Raw records
========================================

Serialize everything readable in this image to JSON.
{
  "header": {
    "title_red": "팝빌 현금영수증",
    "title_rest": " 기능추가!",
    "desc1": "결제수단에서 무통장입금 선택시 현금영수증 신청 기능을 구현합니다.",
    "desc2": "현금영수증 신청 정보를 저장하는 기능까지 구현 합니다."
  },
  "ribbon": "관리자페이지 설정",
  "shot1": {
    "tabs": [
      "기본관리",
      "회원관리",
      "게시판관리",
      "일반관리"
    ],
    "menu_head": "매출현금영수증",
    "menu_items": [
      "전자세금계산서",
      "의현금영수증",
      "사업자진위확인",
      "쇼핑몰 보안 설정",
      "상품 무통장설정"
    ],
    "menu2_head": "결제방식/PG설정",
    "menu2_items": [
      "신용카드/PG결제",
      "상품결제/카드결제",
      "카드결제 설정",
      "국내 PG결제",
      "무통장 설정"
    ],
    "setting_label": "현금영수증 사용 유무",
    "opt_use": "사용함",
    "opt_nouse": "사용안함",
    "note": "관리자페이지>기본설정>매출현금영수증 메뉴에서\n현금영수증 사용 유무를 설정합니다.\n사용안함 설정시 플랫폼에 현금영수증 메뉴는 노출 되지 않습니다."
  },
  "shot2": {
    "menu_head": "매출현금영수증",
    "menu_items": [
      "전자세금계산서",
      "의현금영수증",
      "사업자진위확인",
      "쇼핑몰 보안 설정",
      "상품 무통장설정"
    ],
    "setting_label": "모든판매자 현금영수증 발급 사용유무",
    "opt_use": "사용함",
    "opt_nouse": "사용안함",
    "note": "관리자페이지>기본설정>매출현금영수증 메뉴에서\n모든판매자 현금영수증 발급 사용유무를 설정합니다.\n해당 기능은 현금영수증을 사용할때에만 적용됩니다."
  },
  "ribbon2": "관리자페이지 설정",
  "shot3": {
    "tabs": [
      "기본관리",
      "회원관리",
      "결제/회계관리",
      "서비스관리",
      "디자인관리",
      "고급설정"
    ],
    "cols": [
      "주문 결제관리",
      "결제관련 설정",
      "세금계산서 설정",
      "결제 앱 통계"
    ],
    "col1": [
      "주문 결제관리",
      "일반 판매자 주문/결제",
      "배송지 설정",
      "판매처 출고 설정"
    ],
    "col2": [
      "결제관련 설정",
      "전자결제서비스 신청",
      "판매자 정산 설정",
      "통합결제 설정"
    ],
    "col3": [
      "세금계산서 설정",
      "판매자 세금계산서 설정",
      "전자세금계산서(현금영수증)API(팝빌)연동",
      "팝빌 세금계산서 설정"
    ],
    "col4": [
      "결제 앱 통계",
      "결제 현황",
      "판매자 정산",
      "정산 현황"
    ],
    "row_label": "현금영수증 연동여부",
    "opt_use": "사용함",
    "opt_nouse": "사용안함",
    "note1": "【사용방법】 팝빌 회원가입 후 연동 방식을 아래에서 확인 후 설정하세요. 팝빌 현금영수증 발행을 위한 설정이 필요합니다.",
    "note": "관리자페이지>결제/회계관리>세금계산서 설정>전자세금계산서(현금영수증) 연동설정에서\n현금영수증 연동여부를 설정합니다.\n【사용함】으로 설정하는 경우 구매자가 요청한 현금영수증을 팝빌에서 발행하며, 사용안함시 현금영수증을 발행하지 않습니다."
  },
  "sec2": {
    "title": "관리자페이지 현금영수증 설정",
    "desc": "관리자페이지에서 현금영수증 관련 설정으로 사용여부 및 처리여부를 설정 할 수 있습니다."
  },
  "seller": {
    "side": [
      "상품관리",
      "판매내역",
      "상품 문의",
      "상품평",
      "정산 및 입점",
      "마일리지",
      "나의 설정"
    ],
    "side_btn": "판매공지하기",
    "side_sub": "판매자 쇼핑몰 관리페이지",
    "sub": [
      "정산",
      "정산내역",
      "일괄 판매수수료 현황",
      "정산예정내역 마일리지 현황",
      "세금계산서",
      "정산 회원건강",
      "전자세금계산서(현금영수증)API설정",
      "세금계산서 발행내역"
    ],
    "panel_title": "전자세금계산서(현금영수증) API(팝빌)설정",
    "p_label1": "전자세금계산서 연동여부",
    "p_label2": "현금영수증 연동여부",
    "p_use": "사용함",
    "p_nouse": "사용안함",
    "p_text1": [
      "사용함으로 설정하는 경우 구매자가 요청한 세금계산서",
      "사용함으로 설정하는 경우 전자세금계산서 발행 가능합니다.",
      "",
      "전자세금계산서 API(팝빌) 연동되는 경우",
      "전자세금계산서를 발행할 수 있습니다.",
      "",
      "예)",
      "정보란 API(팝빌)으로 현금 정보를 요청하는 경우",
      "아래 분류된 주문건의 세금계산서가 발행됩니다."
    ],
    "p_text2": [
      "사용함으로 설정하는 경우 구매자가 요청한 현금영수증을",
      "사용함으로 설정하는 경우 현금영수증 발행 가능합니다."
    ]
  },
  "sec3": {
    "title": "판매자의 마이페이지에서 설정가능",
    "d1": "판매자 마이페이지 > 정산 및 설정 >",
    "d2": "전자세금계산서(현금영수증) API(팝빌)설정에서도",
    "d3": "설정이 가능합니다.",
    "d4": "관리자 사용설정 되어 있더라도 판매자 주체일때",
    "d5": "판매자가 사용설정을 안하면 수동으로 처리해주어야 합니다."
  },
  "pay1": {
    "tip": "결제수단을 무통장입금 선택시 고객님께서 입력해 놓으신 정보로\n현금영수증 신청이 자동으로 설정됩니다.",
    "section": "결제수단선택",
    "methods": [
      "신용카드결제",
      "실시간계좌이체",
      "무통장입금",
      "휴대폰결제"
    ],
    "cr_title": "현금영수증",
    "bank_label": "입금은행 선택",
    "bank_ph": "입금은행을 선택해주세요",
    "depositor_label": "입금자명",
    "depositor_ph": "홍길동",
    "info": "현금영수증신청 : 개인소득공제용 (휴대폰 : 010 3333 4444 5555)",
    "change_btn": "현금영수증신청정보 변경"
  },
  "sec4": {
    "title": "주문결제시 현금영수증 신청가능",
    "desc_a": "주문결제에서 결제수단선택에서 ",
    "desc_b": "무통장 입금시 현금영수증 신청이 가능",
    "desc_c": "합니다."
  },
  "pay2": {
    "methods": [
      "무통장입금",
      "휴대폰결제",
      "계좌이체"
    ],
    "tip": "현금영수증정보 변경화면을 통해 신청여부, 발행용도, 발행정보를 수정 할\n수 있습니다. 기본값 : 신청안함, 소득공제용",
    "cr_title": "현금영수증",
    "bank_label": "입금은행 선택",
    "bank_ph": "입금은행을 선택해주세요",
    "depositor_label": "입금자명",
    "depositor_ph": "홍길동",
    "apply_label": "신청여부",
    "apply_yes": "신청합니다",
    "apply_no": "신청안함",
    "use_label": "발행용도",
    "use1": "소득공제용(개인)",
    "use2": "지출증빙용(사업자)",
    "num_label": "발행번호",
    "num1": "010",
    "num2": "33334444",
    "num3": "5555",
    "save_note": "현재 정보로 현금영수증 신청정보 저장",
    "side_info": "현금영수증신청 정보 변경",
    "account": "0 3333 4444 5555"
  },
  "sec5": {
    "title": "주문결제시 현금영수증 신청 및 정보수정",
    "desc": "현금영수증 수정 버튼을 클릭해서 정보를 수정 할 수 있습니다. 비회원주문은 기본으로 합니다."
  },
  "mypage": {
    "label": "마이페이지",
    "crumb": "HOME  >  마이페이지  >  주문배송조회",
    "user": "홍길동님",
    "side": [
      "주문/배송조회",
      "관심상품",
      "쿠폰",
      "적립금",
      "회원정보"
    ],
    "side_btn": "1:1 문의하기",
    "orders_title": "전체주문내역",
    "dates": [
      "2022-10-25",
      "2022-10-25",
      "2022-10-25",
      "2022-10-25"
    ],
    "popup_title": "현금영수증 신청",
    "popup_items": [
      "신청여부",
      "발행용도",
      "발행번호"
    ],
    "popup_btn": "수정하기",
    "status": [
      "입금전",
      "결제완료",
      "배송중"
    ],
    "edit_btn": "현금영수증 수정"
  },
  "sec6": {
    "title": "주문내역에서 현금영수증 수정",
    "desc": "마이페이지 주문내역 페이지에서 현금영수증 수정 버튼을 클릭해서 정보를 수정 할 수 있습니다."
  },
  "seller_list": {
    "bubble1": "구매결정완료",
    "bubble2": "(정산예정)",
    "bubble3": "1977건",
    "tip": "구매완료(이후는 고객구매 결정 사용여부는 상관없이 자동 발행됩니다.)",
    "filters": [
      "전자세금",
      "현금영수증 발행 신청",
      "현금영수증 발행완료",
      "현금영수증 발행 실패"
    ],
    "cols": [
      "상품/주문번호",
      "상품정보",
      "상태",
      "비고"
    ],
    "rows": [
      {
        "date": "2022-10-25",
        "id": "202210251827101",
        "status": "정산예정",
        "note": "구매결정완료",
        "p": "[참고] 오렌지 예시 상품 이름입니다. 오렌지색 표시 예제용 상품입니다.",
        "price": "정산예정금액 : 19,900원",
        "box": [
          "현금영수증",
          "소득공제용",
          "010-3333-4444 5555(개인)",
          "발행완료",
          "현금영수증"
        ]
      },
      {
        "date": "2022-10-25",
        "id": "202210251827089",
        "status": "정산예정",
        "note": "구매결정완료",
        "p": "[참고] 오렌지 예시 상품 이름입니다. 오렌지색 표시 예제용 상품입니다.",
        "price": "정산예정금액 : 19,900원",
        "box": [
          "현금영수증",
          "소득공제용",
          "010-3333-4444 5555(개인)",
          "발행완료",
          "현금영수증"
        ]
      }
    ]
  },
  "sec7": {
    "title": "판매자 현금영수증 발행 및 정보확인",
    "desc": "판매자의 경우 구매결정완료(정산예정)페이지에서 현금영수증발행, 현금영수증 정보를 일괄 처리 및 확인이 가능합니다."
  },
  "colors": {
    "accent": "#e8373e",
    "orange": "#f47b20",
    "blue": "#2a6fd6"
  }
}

========================================

#### [Task]
Among these entries, how many lines include the string "신청안함"? Reply with the number by itself.

#### [Result of the task]
2